### SUPPLIED MATERIAL:
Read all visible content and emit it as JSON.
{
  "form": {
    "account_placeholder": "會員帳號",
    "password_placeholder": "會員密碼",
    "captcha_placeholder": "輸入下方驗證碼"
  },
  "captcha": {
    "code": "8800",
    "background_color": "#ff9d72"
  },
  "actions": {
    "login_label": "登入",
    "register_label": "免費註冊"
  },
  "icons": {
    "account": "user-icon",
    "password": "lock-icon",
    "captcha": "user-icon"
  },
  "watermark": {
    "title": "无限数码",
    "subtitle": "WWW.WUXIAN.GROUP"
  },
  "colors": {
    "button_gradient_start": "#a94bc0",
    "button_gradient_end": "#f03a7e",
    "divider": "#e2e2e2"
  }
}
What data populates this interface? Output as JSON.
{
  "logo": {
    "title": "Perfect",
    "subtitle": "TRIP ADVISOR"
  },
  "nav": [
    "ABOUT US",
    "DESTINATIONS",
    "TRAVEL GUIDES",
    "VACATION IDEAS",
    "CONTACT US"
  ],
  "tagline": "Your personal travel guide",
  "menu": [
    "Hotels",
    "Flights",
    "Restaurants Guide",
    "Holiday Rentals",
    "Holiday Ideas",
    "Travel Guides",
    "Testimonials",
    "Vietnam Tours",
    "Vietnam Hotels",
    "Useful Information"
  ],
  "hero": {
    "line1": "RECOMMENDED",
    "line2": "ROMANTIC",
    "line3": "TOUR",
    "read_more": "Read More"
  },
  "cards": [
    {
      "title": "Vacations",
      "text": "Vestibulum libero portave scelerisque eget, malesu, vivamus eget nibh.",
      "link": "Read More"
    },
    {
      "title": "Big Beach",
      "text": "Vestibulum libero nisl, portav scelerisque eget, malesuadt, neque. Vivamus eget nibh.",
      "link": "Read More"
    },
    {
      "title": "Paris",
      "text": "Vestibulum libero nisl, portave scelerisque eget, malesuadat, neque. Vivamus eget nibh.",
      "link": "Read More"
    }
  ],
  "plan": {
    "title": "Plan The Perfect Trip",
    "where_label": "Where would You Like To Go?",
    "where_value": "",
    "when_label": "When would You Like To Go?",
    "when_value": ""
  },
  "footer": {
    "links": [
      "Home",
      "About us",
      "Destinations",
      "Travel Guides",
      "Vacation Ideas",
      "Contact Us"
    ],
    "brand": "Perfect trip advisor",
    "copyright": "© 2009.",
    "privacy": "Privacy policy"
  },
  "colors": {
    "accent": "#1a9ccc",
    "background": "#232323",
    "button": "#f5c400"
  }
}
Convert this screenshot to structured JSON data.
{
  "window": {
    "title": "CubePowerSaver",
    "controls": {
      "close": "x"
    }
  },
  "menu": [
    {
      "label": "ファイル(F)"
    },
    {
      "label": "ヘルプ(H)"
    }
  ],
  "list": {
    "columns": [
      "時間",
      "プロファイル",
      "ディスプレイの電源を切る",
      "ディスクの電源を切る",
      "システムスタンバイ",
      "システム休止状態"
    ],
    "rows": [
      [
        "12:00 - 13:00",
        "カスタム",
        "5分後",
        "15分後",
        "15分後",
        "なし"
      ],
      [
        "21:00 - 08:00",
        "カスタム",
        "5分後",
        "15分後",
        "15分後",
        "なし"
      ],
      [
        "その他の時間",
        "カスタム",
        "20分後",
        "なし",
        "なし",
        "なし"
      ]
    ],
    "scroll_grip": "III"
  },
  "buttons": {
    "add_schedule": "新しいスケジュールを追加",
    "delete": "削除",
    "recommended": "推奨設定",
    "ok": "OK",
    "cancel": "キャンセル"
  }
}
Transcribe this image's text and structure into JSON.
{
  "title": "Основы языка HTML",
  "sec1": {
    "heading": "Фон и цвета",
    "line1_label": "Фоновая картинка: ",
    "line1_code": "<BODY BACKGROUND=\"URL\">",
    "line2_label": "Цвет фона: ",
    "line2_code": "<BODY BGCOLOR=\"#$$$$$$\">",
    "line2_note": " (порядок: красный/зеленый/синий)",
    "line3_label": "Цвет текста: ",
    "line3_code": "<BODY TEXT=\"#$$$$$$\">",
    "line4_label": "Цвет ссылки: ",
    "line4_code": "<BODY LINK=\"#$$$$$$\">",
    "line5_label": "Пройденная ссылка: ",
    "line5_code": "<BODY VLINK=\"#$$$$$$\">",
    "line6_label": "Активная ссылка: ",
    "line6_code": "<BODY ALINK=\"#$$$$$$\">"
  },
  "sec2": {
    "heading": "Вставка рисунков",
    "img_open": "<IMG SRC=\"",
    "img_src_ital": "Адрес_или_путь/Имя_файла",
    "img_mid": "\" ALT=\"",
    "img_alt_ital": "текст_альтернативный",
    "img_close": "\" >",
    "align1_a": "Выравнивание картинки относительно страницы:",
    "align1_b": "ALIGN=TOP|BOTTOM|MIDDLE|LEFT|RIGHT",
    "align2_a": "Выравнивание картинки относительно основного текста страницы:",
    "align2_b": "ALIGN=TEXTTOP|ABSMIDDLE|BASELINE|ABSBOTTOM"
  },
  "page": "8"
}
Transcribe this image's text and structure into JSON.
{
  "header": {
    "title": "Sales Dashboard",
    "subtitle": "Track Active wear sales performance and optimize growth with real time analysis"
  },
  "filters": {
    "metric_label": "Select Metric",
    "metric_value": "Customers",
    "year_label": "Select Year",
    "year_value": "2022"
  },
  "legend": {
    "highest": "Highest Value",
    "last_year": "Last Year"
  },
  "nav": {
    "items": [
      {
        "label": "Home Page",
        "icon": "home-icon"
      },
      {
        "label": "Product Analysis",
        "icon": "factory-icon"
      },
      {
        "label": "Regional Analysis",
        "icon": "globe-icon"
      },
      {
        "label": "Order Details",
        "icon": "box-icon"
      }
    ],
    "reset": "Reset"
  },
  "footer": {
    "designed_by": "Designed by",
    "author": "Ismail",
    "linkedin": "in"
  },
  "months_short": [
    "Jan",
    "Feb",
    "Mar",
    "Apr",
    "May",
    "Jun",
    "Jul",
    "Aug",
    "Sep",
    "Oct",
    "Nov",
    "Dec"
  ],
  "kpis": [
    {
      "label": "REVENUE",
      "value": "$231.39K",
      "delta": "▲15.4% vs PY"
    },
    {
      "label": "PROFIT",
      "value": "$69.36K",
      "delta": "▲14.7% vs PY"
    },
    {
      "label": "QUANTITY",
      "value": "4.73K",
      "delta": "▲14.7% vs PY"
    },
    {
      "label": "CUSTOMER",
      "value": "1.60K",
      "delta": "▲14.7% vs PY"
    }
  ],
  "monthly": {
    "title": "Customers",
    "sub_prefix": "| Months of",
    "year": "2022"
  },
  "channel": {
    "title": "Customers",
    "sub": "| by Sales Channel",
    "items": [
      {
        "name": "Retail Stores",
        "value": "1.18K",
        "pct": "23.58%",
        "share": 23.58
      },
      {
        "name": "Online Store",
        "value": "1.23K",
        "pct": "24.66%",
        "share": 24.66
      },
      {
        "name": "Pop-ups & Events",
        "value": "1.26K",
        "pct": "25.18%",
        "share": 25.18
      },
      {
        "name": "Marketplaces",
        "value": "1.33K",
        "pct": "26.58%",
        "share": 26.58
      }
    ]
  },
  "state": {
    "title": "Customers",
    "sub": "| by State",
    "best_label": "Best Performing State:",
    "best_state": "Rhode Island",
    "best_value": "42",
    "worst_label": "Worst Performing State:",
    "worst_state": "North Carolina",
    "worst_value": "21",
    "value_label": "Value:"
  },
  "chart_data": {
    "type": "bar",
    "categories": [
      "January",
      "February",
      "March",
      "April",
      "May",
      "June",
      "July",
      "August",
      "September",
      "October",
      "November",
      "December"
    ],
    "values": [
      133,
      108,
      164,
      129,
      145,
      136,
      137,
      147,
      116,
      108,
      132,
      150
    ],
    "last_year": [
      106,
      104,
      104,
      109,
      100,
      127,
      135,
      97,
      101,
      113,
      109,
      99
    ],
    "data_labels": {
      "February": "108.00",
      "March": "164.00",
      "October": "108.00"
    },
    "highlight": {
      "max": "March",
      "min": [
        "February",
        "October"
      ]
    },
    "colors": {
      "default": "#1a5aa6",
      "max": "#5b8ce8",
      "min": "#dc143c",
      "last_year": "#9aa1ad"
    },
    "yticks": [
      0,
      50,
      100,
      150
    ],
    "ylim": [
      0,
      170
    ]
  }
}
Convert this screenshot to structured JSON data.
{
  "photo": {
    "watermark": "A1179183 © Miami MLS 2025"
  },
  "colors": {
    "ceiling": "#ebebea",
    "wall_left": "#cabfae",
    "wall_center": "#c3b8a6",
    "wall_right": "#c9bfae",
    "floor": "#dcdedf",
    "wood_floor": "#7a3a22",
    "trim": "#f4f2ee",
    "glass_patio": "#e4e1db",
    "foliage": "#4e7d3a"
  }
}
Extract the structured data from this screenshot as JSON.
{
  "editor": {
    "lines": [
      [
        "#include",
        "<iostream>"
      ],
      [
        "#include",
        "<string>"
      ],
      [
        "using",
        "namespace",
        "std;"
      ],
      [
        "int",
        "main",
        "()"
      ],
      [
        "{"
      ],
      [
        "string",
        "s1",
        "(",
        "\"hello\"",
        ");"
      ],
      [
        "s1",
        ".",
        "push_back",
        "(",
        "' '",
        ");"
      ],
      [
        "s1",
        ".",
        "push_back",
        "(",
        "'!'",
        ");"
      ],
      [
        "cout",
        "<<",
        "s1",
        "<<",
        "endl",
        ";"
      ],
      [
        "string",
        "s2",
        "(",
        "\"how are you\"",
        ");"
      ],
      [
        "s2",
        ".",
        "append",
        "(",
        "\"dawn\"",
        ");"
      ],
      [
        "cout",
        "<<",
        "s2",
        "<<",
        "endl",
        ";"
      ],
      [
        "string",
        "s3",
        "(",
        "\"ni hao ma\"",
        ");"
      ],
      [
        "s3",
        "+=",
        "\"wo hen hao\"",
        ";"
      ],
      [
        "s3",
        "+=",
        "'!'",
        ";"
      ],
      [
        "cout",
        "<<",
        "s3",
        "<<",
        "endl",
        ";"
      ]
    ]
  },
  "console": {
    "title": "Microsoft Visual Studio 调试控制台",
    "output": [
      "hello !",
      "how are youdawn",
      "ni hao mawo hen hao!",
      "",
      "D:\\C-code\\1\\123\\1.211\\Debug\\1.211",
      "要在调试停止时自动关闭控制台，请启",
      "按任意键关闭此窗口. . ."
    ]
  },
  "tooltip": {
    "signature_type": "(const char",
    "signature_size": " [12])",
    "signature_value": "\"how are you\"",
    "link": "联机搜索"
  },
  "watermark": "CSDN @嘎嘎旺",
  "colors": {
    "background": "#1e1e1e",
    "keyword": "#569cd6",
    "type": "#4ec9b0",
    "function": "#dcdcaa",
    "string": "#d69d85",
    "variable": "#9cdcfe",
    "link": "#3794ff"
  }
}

### TO BE DONE:
Find the lines with the string "nibh" and reproduce them.

### THE RESULT:
      "text": "Vestibulum libero portave scelerisque eget, malesu, vivamus eget nibh.",
      "text": "Vestibulum libero nisl, portav scelerisque eget, malesuadt, neque. Vivamus eget nibh.",
      "text": "Vestibulum libero nisl, portave scelerisque eget, malesuadat, neque. Vivamus eget nibh.",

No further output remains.